** Requirement **
Extract the full listing below without altering a single character.
┏━━
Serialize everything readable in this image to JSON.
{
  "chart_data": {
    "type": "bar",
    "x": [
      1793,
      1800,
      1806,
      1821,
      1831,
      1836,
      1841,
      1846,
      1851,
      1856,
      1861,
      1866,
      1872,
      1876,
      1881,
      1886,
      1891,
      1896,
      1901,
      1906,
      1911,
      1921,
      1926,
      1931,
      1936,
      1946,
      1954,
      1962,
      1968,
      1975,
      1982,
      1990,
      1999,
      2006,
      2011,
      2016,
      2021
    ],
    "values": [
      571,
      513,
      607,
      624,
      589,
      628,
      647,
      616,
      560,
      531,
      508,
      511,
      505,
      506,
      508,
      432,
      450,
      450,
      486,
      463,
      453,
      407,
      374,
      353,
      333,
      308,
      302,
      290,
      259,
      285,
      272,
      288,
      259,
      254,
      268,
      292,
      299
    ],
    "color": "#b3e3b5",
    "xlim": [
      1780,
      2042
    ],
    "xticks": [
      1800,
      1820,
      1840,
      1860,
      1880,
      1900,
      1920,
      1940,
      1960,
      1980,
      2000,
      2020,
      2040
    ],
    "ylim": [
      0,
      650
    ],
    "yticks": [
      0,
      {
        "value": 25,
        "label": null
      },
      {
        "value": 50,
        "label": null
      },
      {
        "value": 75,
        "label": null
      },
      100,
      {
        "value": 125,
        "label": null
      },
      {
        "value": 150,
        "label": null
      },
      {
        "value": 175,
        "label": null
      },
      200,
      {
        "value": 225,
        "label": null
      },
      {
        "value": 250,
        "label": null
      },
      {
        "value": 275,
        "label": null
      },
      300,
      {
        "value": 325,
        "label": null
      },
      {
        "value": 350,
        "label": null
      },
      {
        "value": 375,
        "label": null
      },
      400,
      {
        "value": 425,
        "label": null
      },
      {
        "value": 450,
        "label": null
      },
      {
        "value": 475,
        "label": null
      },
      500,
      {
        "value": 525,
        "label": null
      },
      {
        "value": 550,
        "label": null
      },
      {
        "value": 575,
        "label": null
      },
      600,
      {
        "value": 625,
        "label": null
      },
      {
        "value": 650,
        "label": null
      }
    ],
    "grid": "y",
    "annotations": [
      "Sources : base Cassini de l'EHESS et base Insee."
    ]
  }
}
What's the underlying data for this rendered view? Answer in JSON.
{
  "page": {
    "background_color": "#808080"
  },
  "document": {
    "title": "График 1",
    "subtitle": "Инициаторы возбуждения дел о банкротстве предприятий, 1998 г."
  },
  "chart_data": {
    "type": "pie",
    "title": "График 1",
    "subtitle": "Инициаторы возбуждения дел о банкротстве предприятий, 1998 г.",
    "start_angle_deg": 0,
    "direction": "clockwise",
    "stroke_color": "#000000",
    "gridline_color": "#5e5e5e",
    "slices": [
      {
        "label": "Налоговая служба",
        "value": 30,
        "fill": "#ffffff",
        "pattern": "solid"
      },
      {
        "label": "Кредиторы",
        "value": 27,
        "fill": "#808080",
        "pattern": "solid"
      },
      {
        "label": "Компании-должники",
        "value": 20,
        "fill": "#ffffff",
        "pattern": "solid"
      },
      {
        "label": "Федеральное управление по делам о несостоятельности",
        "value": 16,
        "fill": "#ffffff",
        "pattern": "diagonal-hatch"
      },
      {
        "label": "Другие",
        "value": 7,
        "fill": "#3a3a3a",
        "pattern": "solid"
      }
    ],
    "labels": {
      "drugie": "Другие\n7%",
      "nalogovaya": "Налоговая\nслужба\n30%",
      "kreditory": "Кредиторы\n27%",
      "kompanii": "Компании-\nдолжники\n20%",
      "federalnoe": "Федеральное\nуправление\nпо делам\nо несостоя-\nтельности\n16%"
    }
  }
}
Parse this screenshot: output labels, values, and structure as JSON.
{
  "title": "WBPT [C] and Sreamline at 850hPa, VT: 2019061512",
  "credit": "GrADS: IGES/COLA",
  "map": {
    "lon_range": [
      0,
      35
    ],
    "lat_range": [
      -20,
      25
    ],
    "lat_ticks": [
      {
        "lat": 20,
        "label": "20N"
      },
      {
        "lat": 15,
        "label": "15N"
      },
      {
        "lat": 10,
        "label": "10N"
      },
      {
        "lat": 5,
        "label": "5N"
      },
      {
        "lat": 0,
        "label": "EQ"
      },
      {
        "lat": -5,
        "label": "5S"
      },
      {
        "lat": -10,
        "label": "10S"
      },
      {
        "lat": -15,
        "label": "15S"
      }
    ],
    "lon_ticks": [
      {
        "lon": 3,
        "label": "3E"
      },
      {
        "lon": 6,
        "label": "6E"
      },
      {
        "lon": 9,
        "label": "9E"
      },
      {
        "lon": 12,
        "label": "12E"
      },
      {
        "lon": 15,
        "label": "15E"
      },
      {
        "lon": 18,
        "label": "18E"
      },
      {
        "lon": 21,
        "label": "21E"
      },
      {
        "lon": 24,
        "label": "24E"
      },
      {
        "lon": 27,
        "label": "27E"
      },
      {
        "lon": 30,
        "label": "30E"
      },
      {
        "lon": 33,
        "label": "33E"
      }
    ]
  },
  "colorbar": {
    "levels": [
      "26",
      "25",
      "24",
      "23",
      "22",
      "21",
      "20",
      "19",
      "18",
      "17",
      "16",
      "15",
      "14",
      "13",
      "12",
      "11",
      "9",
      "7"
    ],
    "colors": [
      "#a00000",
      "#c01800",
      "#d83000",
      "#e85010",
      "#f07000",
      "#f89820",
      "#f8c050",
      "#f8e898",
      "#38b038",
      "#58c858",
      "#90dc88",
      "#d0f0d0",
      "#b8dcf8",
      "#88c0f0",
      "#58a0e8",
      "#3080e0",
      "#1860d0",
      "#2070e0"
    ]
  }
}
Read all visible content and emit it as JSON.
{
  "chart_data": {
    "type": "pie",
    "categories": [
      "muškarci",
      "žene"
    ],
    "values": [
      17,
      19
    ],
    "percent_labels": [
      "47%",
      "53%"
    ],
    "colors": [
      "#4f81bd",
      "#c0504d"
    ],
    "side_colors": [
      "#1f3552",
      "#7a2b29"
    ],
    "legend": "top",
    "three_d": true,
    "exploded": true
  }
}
┗━━
** Worked answer **
Serialize everything readable in this image to JSON.
{
  "chart_data": {
    "type": "bar",
    "x": [
      1793,
      1800,
      1806,
      1821,
      1831,
      1836,
      1841,
      1846,
      1851,
      1856,
      1861,
      1866,
      1872,
      1876,
      1881,
      1886,
      1891,
      1896,
      1901,
      1906,
      1911,
      1921,
      1926,
      1931,
      1936,
      1946,
      1954,
      1962,
      1968,
      1975,
      1982,
      1990,
      1999,
      2006,
      2011,
      2016,
      2021
    ],
    "values": [
      571,
      513,
      607,
      624,
      589,
      628,
      647,
      616,
      560,
      531,
      508,
      511,
      505,
      506,
      508,
      432,
      450,
      450,
      486,
      463,
      453,
      407,
      374,
      353,
      333,
      308,
      302,
      290,
      259,
      285,
      272,
      288,
      259,
      254,
      268,
      292,
      299
    ],
    "color": "#b3e3b5",
    "xlim": [
      1780,
      2042
    ],
    "xticks": [
      1800,
      1820,
      1840,
      1860,
      1880,
      1900,
      1920,
      1940,
      1960,
      1980,
      2000,
      2020,
      2040
    ],
    "ylim": [
      0,
      650
    ],
    "yticks": [
      0,
      {
        "value": 25,
        "label": null
      },
      {
        "value": 50,
        "label": null
      },
      {
        "value": 75,
        "label": null
      },
      100,
      {
        "value": 125,
        "label": null
      },
      {
        "value": 150,
        "label": null
      },
      {
        "value": 175,
        "label": null
      },
      200,
      {
        "value": 225,
        "label": null
      },
      {
        "value": 250,
        "label": null
      },
      {
        "value": 275,
        "label": null
      },
      300,
      {
        "value": 325,
        "label": null
      },
      {
        "value": 350,
        "label": null
      },
      {
        "value": 375,
        "label": null
      },
      400,
      {
        "value": 425,
        "label": null
      },
      {
        "value": 450,
        "label": null
      },
      {
        "value": 475,
        "label": null
      },
      500,
      {
        "value": 525,
        "label": null
      },
      {
        "value": 550,
        "label": null
      },
      {
        "value": 575,
        "label": null
      },
      600,
      {
        "value": 625,
        "label": null
      },
      {
        "value": 650,
        "label": null
      }
    ],
    "grid": "y",
    "annotations": [
      "Sources : base Cassini de l'EHESS et base Insee."
    ]
  }
}
What's the underlying data for this rendered view? Answer in JSON.
{
  "page": {
    "background_color": "#808080"
  },
  "document": {
    "title": "График 1",
    "subtitle": "Инициаторы возбуждения дел о банкротстве предприятий, 1998 г."
  },
  "chart_data": {
    "type": "pie",
    "title": "График 1",
    "subtitle": "Инициаторы возбуждения дел о банкротстве предприятий, 1998 г.",
    "start_angle_deg": 0,
    "direction": "clockwise",
    "stroke_color": "#000000",
    "gridline_color": "#5e5e5e",
    "slices": [
      {
        "label": "Налоговая служба",
        "value": 30,
        "fill": "#ffffff",
        "pattern": "solid"
      },
      {
        "label": "Кредиторы",
        "value": 27,
        "fill": "#808080",
        "pattern": "solid"
      },
      {
        "label": "Компании-должники",
        "value": 20,
        "fill": "#ffffff",
        "pattern": "solid"
      },
      {
        "label": "Федеральное управление по делам о несостоятельности",
        "value": 16,
        "fill": "#ffffff",
        "pattern": "diagonal-hatch"
      },
      {
        "label": "Другие",
        "value": 7,
        "fill": "#3a3a3a",
        "pattern": "solid"
      }
    ],
    "labels": {
      "drugie": "Другие\n7%",
      "nalogovaya": "Налоговая\nслужба\n30%",
      "kreditory": "Кредиторы\n27%",
      "kompanii": "Компании-\nдолжники\n20%",
      "federalnoe": "Федеральное\nуправление\nпо делам\nо несостоя-\nтельности\n16%"
    }
  }
}
Parse this screenshot: output labels, values, and structure as JSON.
{
  "title": "WBPT [C] and Sreamline at 850hPa, VT: 2019061512",
  "credit": "GrADS: IGES/COLA",
  "map": {
    "lon_range": [
      0,
      35
    ],
    "lat_range": [
      -20,
      25
    ],
    "lat_ticks": [
      {
        "lat": 20,
        "label": "20N"
      },
      {
        "lat": 15,
        "label": "15N"
      },
      {
        "lat": 10,
        "label": "10N"
      },
      {
        "lat": 5,
        "label": "5N"
      },
      {
        "lat": 0,
        "label": "EQ"
      },
      {
        "lat": -5,
        "label": "5S"
      },
      {
        "lat": -10,
        "label": "10S"
      },
      {
        "lat": -15,
        "label": "15S"
      }
    ],
    "lon_ticks": [
      {
        "lon": 3,
        "label": "3E"
      },
      {
        "lon": 6,
        "label": "6E"
      },
      {
        "lon": 9,
        "label": "9E"
      },
      {
        "lon": 12,
        "label": "12E"
      },
      {
        "lon": 15,
        "label": "15E"
      },
      {
        "lon": 18,
        "label": "18E"
      },
      {
        "lon": 21,
        "label": "21E"
      },
      {
        "lon": 24,
        "label": "24E"
      },
      {
        "lon": 27,
        "label": "27E"
      },
      {
        "lon": 30,
        "label": "30E"
      },
      {
        "lon": 33,
        "label": "33E"
      }
    ]
  },
  "colorbar": {
    "levels": [
      "26",
      "25",
      "24",
      "23",
      "22",
      "21",
      "20",
      "19",
      "18",
      "17",
      "16",
      "15",
      "14",
      "13",
      "12",
      "11",
      "9",
      "7"
    ],
    "colors": [
      "#a00000",
      "#c01800",
      "#d83000",
      "#e85010",
      "#f07000",
      "#f89820",
      "#f8c050",
      "#f8e898",
      "#38b038",
      "#58c858",
      "#90dc88",
      "#d0f0d0",
      "#b8dcf8",
      "#88c0f0",
      "#58a0e8",
      "#3080e0",
      "#1860d0",
      "#2070e0"
    ]
  }
}
Read all visible content and emit it as JSON.
{
  "chart_data": {
    "type": "pie",
    "categories": [
      "muškarci",
      "žene"
    ],
    "values": [
      17,
      19
    ],
    "percent_labels": [
      "47%",
      "53%"
    ],
    "colors": [
      "#4f81bd",
      "#c0504d"
    ],
    "side_colors": [
      "#1f3552",
      "#7a2b29"
    ],
    "legend": "top",
    "three_d": true,
    "exploded": true
  }
}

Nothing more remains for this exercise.